- Your objective -
Transcribe the entries exactly; images are not part of the copy.

- Dataset records -
-------------------------
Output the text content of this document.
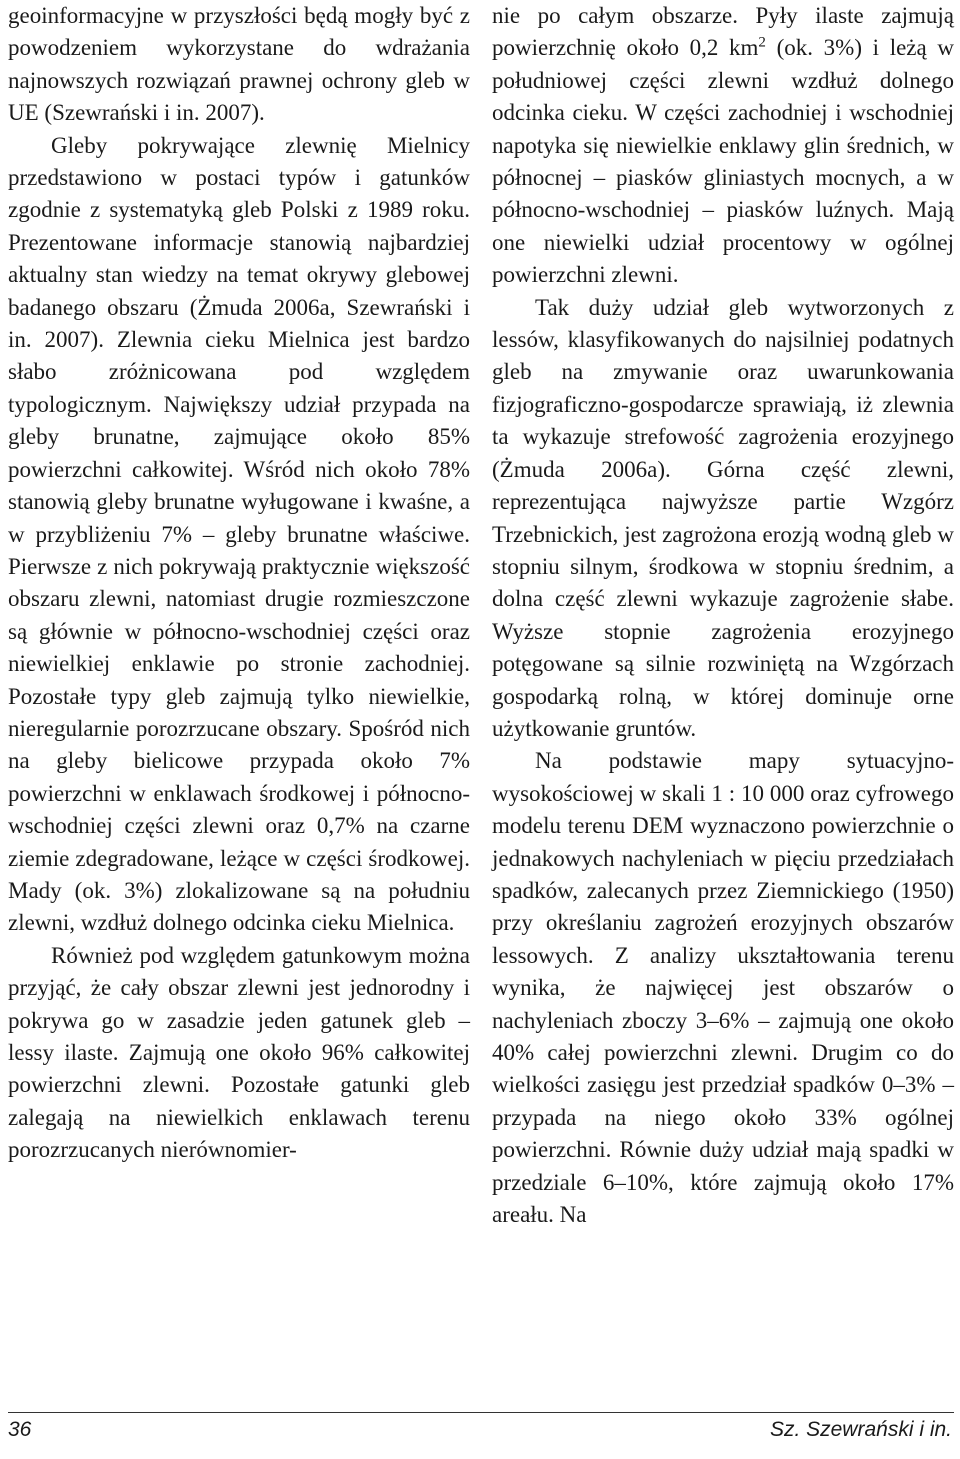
geoinformacyjne w przyszłości będą mogły być z powodzeniem wykorzystane do wdrażania najnowszych rozwiązań prawnej ochrony gleb w UE (Szewrański i in. 2007).

Gleby pokrywające zlewnię Mielnicy przedstawiono w postaci typów i gatunków zgodnie z systematyką gleb Polski z 1989 roku. Prezentowane informacje stanowią najbardziej aktualny stan wiedzy na temat okrywy glebowej badanego obszaru (Żmuda 2006a, Szewrański i in. 2007). Zlewnia cieku Mielnica jest bardzo słabo zróżnicowana pod względem typologicznym. Największy udział przypada na gleby brunatne, zajmujące około 85% powierzchni całkowitej. Wśród nich około 78% stanowią gleby brunatne wyługowane i kwaśne, a w przybliżeniu 7% – gleby brunatne właściwe. Pierwsze z nich pokrywają praktycznie większość obszaru zlewni, natomiast drugie rozmieszczone są głównie w północno-wschodniej części oraz niewielkiej enklawie po stronie zachodniej. Pozostałe typy gleb zajmują tylko niewielkie, nieregularnie porozrzucane obszary. Spośród nich na gleby bielicowe przypada około 7% powierzchni w enklawach środkowej i północno-wschodniej części zlewni oraz 0,7% na czarne ziemie zdegradowane, leżące w części środkowej. Mady (ok. 3%) zlokalizowane są na południu zlewni, wzdłuż dolnego odcinka cieku Mielnica.

Również pod względem gatunkowym można przyjąć, że cały obszar zlewni jest jednorodny i pokrywa go w zasadzie jeden gatunek gleb – lessy ilaste. Zajmują one około 96% całkowitej powierzchni zlewni. Pozostałe gatunki gleb zalegają na niewielkich enklawach terenu porozrzucanych nierównomier-

nie po całym obszarze. Pyły ilaste zajmują powierzchnię około 0,2 $km^2$ (ok. 3%) i leżą w południowej części zlewni wzdłuż dolnego odcinka cieku. W części zachodniej i wschodniej napotyka się niewielkie enklawy glin średnich, w północnej – piasków gliniastych mocnych, a w północno-wschodniej – piasków luźnych. Mają one niewielki udział procentowy w ogólnej powierzchni zlewni.

Tak duży udział gleb wytworzonych z lessów, klasyfikowanych do najsilniej podatnych gleb na zmywanie oraz uwarunkowania fizjograficzno-gospodarcze sprawiają, iż zlewnia ta wykazuje strefowość zagrożenia erozyjnego (Żmuda 2006a). Górna część zlewni, reprezentująca najwyższe partie Wzgórz Trzebnickich, jest zagrożona erozją wodną gleb w stopniu silnym, środkowa w stopniu średnim, a dolna część zlewni wykazuje zagrożenie słabe. Wyższe stopnie zagrożenia erozyjnego potęgowane są silnie rozwiniętą na Wzgórzach gospodarką rolną, w której dominuje orne użytkowanie gruntów.

Na podstawie mapy sytuacyjno-wysokościowej w skali 1 : 10 000 oraz cyfrowego modelu terenu DEM wyznaczono powierzchnie o jednakowych nachyleniach w pięciu przedziałach spadków, zalecanych przez Ziemnickiego (1950) przy określaniu zagrożeń erozyjnych obszarów lessowych. Z analizy ukształtowania terenu wynika, że najwięcej jest obszarów o nachyleniach zboczy 3–6% – zajmują one około 40% całej powierzchni zlewni. Drugim co do wielkości zasięgu jest przedział spadków 0–3% – przypada na niego około 33% ogólnej powierzchni. Równie duży udział mają spadki w przedziale 6–10%, które zajmują około 17% areału. Na

36	Sz. Szewrański i in.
-------------------------
- Task result -
Output the text content of this document.
geoinformacyjne w przyszłości będą mogły być z powodzeniem wykorzystane do wdrażania najnowszych rozwiązań prawnej ochrony gleb w UE (Szewrański i in. 2007).

Gleby pokrywające zlewnię Mielnicy przedstawiono w postaci typów i gatunków zgodnie z systematyką gleb Polski z 1989 roku. Prezentowane informacje stanowią najbardziej aktualny stan wiedzy na temat okrywy glebowej badanego obszaru (Żmuda 2006a, Szewrański i in. 2007). Zlewnia cieku Mielnica jest bardzo słabo zróżnicowana pod względem typologicznym. Największy udział przypada na gleby brunatne, zajmujące około 85% powierzchni całkowitej. Wśród nich około 78% stanowią gleby brunatne wyługowane i kwaśne, a w przybliżeniu 7% – gleby brunatne właściwe. Pierwsze z nich pokrywają praktycznie większość obszaru zlewni, natomiast drugie rozmieszczone są głównie w północno-wschodniej części oraz niewielkiej enklawie po stronie zachodniej. Pozostałe typy gleb zajmują tylko niewielkie, nieregularnie porozrzucane obszary. Spośród nich na gleby bielicowe przypada około 7% powierzchni w enklawach środkowej i północno-wschodniej części zlewni oraz 0,7% na czarne ziemie zdegradowane, leżące w części środkowej. Mady (ok. 3%) zlokalizowane są na południu zlewni, wzdłuż dolnego odcinka cieku Mielnica.

Również pod względem gatunkowym można przyjąć, że cały obszar zlewni jest jednorodny i pokrywa go w zasadzie jeden gatunek gleb – lessy ilaste. Zajmują one około 96% całkowitej powierzchni zlewni. Pozostałe gatunki gleb zalegają na niewielkich enklawach terenu porozrzucanych nierównomier-

nie po całym obszarze. Pyły ilaste zajmują powierzchnię około 0,2 $km^2$ (ok. 3%) i leżą w południowej części zlewni wzdłuż dolnego odcinka cieku. W części zachodniej i wschodniej napotyka się niewielkie enklawy glin średnich, w północnej – piasków gliniastych mocnych, a w północno-wschodniej – piasków luźnych. Mają one niewielki udział procentowy w ogólnej powierzchni zlewni.

Tak duży udział gleb wytworzonych z lessów, klasyfikowanych do najsilniej podatnych gleb na zmywanie oraz uwarunkowania fizjograficzno-gospodarcze sprawiają, iż zlewnia ta wykazuje strefowość zagrożenia erozyjnego (Żmuda 2006a). Górna część zlewni, reprezentująca najwyższe partie Wzgórz Trzebnickich, jest zagrożona erozją wodną gleb w stopniu silnym, środkowa w stopniu średnim, a dolna część zlewni wykazuje zagrożenie słabe. Wyższe stopnie zagrożenia erozyjnego potęgowane są silnie rozwiniętą na Wzgórzach gospodarką rolną, w której dominuje orne użytkowanie gruntów.

Na podstawie mapy sytuacyjno-wysokościowej w skali 1 : 10 000 oraz cyfrowego modelu terenu DEM wyznaczono powierzchnie o jednakowych nachyleniach w pięciu przedziałach spadków, zalecanych przez Ziemnickiego (1950) przy określaniu zagrożeń erozyjnych obszarów lessowych. Z analizy ukształtowania terenu wynika, że najwięcej jest obszarów o nachyleniach zboczy 3–6% – zajmują one około 40% całej powierzchni zlewni. Drugim co do wielkości zasięgu jest przedział spadków 0–3% – przypada na niego około 33% ogólnej powierzchni. Równie duży udział mają spadki w przedziale 6–10%, które zajmują około 17% areału. Na

36	Sz. Szewrański i in.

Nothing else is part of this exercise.